• [Directions]: Take every line from the listing below that contains "TEMP".

• [Supplied information]:
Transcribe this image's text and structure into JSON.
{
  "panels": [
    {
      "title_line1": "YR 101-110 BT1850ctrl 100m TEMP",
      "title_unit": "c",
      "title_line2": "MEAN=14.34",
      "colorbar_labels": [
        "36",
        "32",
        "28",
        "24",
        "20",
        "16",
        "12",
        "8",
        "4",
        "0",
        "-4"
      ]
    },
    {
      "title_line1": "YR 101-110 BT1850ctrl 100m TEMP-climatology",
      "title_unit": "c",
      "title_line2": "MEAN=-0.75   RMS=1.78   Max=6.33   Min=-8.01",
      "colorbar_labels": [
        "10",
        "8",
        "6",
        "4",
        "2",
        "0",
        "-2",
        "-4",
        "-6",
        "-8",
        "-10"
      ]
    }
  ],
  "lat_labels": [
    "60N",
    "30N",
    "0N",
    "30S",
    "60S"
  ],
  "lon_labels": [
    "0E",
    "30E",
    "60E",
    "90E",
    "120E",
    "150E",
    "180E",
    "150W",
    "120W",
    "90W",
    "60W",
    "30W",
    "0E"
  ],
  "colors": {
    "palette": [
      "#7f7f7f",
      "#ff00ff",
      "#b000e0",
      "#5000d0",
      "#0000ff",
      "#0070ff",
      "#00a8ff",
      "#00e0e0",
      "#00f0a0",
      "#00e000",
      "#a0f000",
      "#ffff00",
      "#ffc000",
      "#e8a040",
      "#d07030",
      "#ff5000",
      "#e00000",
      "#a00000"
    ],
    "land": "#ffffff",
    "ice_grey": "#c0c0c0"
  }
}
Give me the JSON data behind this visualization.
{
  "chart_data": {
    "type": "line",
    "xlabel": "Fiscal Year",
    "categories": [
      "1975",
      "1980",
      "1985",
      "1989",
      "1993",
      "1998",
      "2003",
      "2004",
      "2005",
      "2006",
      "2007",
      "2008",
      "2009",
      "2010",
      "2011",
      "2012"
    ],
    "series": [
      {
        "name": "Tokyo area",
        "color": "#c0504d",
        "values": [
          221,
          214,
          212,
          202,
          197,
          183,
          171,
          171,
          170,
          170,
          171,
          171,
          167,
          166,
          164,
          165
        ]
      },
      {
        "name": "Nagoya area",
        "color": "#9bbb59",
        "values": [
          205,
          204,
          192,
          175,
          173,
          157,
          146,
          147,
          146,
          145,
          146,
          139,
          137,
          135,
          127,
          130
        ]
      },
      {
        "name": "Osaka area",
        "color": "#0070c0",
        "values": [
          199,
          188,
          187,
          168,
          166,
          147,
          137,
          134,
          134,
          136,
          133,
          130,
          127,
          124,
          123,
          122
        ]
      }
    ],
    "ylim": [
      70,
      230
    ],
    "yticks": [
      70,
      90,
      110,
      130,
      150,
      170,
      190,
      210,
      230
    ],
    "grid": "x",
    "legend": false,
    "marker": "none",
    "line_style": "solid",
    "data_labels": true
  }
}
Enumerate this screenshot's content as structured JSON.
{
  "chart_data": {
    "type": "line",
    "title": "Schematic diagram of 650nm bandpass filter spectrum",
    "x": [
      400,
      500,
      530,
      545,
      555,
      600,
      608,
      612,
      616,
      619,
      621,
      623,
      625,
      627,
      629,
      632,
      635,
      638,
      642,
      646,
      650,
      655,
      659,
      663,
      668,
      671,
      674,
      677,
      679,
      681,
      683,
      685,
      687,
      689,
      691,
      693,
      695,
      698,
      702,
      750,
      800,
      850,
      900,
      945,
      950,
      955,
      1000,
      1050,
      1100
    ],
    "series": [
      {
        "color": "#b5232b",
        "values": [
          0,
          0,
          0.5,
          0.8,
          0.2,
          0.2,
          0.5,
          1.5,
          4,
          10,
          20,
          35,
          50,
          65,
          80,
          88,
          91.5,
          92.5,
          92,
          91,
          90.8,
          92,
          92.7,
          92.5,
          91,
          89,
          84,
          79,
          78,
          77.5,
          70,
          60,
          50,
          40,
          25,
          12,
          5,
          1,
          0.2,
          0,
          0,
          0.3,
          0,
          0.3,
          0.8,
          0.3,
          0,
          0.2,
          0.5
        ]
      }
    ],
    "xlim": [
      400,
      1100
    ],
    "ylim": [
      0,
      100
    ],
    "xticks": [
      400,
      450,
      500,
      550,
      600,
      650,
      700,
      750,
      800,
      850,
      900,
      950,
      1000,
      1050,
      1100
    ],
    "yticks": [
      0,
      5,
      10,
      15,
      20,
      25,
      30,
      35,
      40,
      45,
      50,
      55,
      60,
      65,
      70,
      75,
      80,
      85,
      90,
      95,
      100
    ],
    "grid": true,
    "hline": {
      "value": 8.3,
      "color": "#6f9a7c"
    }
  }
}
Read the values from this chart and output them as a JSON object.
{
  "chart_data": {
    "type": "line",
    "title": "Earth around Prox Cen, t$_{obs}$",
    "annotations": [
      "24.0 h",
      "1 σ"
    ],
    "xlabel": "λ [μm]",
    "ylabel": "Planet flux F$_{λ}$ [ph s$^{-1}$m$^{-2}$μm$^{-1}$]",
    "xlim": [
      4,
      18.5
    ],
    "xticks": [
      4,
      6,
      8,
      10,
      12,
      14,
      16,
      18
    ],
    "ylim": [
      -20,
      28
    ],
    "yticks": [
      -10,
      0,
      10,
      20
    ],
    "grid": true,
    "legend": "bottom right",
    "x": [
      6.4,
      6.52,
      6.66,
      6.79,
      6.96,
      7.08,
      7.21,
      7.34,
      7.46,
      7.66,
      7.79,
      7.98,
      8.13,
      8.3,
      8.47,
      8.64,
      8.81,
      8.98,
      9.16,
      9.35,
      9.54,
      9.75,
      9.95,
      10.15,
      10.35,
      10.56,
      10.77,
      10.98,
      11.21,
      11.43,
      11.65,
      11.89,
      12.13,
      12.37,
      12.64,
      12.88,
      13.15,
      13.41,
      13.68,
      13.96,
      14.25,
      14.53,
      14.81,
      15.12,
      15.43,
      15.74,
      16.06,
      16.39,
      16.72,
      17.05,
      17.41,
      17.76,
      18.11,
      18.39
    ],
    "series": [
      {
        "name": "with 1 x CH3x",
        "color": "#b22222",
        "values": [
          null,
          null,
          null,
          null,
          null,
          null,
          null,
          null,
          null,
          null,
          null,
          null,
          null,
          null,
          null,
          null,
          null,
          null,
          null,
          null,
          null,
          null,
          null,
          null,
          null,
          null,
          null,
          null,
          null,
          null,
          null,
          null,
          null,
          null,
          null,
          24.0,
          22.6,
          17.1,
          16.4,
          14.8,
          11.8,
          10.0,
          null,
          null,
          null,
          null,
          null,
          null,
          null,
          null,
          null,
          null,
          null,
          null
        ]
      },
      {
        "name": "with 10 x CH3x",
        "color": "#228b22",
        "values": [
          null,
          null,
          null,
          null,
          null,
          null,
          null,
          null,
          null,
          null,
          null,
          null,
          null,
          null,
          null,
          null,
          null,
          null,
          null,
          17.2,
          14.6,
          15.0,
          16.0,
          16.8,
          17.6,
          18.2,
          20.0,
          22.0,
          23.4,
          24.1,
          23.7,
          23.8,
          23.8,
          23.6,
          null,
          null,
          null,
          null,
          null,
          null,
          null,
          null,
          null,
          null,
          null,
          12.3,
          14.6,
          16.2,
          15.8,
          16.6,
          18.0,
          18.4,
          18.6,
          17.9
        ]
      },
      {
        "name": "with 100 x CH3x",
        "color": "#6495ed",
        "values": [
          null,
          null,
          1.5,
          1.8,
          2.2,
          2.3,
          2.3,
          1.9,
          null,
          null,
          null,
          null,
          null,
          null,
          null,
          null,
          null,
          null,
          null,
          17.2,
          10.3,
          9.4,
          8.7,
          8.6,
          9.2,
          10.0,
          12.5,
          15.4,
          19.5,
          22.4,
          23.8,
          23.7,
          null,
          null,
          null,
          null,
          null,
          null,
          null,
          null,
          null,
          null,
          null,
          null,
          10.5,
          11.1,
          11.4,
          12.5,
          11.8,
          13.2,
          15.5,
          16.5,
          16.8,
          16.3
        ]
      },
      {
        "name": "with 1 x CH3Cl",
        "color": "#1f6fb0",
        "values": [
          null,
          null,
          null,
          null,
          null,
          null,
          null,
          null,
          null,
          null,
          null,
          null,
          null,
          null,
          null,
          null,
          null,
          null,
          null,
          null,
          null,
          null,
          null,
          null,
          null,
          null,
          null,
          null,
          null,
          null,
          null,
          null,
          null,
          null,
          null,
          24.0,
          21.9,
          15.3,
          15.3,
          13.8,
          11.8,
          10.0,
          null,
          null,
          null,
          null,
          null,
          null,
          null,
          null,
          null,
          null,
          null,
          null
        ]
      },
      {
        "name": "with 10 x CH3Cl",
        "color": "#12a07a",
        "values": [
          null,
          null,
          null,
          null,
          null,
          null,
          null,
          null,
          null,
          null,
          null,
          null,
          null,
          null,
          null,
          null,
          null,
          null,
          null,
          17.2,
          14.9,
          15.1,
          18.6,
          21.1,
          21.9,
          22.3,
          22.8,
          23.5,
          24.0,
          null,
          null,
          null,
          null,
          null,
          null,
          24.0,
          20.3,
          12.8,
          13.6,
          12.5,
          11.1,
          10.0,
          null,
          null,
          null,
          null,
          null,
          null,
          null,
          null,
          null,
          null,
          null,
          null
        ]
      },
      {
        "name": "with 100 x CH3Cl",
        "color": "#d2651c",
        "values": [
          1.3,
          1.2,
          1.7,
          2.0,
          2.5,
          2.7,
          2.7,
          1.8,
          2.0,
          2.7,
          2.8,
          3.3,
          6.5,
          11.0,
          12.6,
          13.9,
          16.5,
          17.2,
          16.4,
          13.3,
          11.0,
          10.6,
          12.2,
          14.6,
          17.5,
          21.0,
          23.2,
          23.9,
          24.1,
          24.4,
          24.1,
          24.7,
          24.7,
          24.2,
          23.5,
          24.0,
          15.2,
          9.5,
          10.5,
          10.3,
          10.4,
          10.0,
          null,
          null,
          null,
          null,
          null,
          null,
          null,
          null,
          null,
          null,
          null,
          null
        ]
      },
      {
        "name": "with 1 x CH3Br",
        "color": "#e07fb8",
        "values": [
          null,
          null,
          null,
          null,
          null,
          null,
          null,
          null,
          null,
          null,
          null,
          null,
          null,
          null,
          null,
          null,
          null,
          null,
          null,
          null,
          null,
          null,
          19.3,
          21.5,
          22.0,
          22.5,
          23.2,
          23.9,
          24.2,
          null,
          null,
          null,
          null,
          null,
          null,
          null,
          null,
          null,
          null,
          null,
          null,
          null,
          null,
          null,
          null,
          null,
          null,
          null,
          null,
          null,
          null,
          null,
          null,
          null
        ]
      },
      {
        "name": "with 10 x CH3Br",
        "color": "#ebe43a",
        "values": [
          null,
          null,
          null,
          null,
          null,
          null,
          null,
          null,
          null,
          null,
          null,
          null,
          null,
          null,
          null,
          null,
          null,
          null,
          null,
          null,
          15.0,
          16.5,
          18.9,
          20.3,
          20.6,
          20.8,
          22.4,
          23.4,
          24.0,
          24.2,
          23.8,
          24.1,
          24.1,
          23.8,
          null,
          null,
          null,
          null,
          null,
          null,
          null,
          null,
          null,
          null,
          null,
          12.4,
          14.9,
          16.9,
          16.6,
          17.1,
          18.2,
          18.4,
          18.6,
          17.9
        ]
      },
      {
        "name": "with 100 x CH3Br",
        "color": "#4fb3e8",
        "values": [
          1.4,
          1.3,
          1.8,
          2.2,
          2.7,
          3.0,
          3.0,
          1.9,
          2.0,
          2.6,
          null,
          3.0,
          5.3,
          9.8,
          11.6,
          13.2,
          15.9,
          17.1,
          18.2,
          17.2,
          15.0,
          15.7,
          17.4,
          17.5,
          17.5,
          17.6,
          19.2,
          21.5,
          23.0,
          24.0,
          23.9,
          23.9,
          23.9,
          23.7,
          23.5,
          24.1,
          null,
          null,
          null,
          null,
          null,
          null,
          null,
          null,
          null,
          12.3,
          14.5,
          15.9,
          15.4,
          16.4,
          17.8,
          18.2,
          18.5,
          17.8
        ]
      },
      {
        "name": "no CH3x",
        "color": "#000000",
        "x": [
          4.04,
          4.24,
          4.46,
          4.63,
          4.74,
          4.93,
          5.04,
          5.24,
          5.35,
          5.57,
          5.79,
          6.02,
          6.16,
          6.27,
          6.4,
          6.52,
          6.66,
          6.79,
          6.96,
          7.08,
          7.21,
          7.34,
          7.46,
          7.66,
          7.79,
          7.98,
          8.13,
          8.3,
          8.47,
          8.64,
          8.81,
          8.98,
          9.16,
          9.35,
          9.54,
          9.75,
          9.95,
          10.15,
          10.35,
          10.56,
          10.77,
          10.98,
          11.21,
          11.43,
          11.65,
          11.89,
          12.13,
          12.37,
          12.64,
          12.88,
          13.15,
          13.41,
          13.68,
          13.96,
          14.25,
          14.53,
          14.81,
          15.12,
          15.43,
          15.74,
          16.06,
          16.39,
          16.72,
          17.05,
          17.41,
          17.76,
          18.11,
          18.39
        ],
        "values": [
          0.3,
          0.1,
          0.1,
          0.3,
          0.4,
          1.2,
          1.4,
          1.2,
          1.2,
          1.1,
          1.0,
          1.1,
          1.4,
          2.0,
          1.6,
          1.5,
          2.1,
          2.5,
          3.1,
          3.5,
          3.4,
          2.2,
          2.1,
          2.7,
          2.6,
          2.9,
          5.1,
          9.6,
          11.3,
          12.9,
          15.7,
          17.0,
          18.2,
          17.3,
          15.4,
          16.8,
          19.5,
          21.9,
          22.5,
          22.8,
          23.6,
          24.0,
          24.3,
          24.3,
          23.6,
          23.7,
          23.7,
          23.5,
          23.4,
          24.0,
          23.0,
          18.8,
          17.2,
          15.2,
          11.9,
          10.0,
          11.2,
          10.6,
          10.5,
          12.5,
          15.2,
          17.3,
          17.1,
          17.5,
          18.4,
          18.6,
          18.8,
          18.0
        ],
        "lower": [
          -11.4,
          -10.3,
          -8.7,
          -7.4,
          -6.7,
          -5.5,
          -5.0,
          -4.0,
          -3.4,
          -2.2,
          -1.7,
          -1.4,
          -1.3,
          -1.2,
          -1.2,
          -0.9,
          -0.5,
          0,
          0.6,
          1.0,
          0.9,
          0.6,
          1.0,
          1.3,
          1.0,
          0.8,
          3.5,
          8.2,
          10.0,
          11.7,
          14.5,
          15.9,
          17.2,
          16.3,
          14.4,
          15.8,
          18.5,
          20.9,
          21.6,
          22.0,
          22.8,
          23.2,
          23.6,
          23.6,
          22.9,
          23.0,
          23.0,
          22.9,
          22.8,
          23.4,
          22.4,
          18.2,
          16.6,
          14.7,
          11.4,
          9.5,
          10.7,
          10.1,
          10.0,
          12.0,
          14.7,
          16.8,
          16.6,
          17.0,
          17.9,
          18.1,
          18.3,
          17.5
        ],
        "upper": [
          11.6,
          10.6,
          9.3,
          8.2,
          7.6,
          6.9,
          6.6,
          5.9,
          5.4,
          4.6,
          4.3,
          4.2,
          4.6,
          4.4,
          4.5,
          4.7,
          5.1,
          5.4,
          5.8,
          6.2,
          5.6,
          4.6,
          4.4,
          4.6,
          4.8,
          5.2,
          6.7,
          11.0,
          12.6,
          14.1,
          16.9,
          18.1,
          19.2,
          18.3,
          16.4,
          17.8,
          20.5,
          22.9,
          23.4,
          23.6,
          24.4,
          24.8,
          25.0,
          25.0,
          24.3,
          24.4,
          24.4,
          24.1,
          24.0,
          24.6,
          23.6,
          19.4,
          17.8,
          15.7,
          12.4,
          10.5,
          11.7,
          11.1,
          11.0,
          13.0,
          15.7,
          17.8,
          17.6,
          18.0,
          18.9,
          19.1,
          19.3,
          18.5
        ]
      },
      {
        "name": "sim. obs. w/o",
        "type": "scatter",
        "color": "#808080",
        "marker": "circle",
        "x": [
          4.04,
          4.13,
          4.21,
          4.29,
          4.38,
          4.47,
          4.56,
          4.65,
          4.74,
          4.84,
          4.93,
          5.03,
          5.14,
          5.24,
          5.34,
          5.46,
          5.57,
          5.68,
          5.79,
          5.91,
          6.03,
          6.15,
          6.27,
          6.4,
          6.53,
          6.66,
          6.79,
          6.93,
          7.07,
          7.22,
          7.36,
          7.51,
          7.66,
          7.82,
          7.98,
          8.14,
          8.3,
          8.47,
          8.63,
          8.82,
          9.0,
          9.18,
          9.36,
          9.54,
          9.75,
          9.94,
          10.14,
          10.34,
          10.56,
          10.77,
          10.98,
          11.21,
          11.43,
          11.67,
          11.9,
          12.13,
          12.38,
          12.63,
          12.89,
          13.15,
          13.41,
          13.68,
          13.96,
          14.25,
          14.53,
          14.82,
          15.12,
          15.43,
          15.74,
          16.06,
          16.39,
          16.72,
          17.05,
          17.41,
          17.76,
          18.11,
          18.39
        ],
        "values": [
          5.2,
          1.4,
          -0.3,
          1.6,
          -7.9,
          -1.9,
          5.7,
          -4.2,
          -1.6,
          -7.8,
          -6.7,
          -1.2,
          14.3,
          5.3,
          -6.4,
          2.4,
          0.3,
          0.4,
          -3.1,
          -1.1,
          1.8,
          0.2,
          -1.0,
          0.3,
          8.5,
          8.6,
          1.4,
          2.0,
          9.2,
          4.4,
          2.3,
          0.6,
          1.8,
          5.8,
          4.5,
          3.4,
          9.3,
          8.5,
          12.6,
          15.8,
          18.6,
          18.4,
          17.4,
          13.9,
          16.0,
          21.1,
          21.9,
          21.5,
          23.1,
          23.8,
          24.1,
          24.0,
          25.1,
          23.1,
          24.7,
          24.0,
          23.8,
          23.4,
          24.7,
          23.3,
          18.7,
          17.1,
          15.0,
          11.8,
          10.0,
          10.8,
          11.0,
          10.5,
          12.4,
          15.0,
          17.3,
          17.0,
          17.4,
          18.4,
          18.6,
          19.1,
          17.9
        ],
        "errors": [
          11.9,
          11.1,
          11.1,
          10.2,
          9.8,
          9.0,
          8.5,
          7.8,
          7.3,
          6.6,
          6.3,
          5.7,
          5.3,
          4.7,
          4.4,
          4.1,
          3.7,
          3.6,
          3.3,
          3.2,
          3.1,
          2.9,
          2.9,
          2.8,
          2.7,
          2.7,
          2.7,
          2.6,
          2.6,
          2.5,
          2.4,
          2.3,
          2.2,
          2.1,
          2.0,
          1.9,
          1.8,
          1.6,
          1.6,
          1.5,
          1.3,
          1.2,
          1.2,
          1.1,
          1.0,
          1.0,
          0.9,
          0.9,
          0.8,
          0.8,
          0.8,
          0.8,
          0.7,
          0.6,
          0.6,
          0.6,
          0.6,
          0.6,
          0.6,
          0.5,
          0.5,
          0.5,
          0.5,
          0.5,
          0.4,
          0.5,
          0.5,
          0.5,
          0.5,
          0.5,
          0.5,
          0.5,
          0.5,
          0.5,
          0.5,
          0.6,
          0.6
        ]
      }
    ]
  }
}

• [Exercise output]:
      "title_line1": "YR 101-110 BT1850ctrl 100m TEMP",
      "title_line1": "YR 101-110 BT1850ctrl 100m TEMP-climatology",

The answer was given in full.